• _To do_
Where the data below has the string "CRYPTOCAP", return the whole line.

Records from a collection of figures
· · · · · · ·

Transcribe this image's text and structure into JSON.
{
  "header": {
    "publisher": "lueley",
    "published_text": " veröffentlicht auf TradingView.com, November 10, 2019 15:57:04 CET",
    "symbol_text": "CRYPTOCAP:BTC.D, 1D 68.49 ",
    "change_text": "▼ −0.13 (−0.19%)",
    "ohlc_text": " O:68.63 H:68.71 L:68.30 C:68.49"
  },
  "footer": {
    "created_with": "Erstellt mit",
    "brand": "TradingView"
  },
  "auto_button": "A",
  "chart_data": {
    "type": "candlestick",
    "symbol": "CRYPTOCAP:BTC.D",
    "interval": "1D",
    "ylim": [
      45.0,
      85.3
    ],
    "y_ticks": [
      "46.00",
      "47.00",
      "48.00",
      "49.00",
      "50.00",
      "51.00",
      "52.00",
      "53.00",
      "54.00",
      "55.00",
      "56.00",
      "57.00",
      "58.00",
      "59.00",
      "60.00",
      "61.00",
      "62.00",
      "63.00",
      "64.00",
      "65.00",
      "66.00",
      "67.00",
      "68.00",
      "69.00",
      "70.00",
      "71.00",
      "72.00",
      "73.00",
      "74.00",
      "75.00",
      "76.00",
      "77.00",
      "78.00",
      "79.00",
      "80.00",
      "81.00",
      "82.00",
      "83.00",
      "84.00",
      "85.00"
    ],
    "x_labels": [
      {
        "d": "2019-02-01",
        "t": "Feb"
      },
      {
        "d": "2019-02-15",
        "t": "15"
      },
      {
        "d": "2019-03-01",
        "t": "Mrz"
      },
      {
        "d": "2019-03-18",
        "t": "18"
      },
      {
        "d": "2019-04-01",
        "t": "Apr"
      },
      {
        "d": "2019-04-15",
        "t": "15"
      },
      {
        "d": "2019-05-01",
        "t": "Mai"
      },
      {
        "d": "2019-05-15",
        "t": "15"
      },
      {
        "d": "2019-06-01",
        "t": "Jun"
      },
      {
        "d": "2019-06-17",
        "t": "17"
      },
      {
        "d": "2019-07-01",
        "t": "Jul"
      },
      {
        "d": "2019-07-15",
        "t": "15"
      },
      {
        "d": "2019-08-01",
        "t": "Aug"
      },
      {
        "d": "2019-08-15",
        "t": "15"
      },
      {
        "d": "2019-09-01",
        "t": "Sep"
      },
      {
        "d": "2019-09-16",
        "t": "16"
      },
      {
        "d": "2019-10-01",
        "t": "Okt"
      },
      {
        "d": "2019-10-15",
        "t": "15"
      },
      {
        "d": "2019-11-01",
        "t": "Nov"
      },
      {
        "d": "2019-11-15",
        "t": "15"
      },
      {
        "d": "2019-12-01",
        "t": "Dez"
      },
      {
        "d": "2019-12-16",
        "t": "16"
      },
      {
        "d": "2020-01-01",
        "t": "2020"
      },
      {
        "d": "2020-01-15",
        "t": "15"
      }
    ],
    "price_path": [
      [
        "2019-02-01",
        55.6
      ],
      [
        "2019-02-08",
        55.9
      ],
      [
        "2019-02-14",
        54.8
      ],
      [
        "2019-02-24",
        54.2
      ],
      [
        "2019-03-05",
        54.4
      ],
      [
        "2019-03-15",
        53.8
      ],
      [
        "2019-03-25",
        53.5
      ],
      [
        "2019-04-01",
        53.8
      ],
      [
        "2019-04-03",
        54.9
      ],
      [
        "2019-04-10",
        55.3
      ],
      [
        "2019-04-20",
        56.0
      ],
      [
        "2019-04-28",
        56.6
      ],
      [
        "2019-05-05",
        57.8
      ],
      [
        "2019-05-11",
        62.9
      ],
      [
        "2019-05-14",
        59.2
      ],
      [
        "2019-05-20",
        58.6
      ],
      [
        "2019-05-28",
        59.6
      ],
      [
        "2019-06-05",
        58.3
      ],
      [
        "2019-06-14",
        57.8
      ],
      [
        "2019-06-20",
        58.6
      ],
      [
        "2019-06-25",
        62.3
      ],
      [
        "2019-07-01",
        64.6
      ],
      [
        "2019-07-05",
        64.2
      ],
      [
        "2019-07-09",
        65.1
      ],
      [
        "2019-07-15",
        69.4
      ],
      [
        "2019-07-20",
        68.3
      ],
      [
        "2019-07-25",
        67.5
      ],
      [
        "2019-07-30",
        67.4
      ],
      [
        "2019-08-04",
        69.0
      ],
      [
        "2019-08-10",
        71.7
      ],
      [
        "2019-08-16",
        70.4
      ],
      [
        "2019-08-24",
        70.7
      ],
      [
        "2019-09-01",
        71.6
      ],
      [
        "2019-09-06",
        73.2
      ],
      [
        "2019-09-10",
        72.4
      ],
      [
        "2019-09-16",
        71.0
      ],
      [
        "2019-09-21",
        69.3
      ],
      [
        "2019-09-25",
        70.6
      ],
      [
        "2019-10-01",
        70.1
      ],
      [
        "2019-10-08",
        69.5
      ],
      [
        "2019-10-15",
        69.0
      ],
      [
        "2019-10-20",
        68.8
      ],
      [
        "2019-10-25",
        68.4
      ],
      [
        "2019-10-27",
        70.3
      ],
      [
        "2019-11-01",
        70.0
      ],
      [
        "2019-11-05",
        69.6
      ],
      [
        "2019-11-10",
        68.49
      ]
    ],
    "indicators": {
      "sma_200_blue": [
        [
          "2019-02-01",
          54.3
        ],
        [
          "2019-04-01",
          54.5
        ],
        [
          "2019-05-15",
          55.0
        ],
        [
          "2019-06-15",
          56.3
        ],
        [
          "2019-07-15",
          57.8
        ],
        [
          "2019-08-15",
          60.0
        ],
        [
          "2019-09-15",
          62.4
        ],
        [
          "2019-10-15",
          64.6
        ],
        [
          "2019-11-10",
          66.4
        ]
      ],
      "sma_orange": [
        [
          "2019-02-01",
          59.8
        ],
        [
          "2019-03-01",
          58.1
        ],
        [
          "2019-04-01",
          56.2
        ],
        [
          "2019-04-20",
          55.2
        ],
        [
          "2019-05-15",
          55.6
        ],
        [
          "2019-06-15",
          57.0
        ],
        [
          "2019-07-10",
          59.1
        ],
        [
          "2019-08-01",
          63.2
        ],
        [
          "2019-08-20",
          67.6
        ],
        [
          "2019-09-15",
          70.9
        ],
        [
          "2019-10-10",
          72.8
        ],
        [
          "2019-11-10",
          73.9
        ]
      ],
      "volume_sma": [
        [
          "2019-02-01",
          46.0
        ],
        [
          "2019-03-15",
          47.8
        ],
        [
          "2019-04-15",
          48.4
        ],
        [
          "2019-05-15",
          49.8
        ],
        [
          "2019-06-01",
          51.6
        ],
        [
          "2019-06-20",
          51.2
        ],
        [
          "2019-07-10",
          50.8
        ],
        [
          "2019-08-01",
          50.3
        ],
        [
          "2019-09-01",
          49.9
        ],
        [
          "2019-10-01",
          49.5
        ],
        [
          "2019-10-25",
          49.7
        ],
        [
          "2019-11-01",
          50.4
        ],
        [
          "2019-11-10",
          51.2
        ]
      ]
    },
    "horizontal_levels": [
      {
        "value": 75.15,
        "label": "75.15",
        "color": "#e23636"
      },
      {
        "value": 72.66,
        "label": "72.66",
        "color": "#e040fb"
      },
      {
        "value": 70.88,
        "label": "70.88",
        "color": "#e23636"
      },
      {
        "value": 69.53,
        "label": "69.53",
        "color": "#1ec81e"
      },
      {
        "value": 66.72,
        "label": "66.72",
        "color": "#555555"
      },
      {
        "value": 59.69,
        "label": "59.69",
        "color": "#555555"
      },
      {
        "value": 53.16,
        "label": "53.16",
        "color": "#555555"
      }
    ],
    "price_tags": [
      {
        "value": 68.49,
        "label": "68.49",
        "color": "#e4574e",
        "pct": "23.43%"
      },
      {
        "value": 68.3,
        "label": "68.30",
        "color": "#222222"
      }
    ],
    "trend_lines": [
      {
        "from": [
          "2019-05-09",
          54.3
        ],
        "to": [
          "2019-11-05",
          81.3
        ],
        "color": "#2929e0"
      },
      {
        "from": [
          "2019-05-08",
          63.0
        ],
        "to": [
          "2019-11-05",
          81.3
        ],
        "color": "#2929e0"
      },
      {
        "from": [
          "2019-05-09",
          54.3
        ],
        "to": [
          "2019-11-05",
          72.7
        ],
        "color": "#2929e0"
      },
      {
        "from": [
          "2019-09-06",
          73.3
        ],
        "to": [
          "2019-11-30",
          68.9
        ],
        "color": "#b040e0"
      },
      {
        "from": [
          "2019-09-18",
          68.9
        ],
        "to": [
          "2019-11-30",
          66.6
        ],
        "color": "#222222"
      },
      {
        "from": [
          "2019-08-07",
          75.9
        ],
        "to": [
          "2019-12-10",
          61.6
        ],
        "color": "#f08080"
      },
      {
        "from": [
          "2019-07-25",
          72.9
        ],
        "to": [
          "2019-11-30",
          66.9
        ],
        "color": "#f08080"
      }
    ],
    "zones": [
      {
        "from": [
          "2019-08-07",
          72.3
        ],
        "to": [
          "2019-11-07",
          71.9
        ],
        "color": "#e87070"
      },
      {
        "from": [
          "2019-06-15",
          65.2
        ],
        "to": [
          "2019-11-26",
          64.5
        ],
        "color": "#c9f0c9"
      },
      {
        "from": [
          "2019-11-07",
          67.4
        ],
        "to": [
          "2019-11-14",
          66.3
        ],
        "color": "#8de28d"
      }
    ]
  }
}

· · · · · · ·

• _Worked answer_
    "symbol_text": "CRYPTOCAP:BTC.D, 1D 68.49 ",
    "symbol": "CRYPTOCAP:BTC.D",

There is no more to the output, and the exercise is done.